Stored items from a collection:
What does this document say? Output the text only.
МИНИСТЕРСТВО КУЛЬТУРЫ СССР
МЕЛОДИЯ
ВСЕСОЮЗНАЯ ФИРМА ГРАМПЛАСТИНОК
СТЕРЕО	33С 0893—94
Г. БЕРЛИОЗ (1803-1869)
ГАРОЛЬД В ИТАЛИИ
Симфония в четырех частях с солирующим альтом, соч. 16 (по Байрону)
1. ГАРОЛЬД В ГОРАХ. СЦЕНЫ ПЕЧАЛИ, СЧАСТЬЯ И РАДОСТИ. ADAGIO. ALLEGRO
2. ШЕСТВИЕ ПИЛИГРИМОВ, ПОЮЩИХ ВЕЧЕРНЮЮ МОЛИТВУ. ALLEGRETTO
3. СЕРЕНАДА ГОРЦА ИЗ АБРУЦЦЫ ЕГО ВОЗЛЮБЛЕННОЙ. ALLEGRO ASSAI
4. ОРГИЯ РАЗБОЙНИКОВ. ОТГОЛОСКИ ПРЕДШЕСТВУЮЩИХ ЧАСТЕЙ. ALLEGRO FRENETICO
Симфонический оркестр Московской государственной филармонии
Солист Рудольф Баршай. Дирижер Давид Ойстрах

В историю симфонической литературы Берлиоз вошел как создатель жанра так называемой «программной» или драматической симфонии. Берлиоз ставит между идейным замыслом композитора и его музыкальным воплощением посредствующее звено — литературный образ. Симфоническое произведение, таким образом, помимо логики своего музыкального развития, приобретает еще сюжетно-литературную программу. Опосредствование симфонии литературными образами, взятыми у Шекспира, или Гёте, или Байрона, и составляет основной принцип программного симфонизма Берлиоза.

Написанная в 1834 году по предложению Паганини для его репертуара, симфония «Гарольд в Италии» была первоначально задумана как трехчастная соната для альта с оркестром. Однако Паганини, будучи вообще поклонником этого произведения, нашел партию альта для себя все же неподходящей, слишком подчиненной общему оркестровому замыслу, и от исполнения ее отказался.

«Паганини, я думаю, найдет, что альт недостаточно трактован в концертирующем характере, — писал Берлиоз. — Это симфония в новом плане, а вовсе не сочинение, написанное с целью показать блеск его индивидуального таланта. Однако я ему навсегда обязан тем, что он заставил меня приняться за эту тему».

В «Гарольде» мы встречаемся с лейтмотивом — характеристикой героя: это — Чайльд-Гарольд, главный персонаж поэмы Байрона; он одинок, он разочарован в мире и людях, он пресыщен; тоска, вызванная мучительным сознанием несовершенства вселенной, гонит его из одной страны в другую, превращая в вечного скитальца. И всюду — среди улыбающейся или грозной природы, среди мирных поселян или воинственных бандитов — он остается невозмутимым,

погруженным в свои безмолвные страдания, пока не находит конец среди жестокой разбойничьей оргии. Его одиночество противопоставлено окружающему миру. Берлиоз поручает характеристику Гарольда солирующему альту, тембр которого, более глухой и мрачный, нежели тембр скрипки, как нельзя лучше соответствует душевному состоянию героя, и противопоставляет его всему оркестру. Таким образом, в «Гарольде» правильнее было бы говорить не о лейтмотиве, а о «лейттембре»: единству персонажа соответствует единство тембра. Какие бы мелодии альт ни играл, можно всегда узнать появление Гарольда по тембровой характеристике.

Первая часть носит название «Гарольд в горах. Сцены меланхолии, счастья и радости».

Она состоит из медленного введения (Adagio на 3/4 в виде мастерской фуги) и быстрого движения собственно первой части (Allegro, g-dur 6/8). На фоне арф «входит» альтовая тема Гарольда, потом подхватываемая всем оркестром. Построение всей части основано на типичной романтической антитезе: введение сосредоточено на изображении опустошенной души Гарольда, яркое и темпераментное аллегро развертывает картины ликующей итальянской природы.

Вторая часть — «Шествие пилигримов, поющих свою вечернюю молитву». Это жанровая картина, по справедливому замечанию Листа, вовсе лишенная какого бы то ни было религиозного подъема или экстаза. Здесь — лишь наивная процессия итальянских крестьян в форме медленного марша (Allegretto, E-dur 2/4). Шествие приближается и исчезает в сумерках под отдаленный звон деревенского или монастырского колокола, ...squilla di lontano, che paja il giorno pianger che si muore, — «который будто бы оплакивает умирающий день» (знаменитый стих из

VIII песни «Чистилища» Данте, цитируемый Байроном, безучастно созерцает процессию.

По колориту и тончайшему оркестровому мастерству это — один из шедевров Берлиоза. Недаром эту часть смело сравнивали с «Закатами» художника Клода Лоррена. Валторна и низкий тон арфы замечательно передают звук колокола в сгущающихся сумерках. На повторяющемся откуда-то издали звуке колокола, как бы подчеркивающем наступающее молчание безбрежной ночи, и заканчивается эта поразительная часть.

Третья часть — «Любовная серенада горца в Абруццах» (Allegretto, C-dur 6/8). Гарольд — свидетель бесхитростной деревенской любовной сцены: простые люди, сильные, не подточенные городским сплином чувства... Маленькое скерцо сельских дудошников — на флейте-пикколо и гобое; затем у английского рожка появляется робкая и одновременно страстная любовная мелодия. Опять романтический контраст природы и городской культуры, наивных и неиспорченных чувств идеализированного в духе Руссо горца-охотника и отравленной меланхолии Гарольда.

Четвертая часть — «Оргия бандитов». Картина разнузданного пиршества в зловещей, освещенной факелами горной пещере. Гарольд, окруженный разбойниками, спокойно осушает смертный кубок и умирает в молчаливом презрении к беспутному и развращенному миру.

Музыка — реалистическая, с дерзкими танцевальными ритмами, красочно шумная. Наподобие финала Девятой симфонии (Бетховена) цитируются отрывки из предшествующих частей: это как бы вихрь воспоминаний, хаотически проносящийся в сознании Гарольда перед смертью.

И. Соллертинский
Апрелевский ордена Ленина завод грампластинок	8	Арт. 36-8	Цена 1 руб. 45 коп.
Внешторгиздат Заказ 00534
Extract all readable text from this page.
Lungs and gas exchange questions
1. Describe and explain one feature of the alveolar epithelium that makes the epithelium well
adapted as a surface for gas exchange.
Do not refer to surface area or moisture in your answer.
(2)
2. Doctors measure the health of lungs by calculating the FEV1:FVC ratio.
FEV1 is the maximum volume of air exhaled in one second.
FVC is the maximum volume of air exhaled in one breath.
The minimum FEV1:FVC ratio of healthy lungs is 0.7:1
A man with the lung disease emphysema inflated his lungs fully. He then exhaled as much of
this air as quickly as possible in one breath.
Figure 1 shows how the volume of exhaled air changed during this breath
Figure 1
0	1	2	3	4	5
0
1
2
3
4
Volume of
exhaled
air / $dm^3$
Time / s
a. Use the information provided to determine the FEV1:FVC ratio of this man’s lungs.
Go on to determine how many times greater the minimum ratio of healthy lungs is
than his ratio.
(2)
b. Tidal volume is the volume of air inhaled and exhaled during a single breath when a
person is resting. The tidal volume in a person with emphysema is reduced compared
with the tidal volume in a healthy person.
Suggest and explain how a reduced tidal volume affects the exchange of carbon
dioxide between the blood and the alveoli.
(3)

REQUIREMENT:
Exactly and only the lines from the line containing "Extract all readable text from this page." through the last line of the entries should be copied, both ends included.

ANSWER BELOW:
Extract all readable text from this page.
Lungs and gas exchange questions
1. Describe and explain one feature of the alveolar epithelium that makes the epithelium well
adapted as a surface for gas exchange.
Do not refer to surface area or moisture in your answer.
(2)
2. Doctors measure the health of lungs by calculating the FEV1:FVC ratio.
FEV1 is the maximum volume of air exhaled in one second.
FVC is the maximum volume of air exhaled in one breath.
The minimum FEV1:FVC ratio of healthy lungs is 0.7:1
A man with the lung disease emphysema inflated his lungs fully. He then exhaled as much of
this air as quickly as possible in one breath.
Figure 1 shows how the volume of exhaled air changed during this breath
Figure 1
0	1	2	3	4	5
0
1
2
3
4
Volume of
exhaled
air / $dm^3$
Time / s
a. Use the information provided to determine the FEV1:FVC ratio of this man’s lungs.
Go on to determine how many times greater the minimum ratio of healthy lungs is
than his ratio.
(2)
b. Tidal volume is the volume of air inhaled and exhaled during a single breath when a
person is resting. The tidal volume in a person with emphysema is reduced compared
with the tidal volume in a healthy person.
Suggest and explain how a reduced tidal volume affects the exchange of carbon
dioxide between the blood and the alveoli.
(3)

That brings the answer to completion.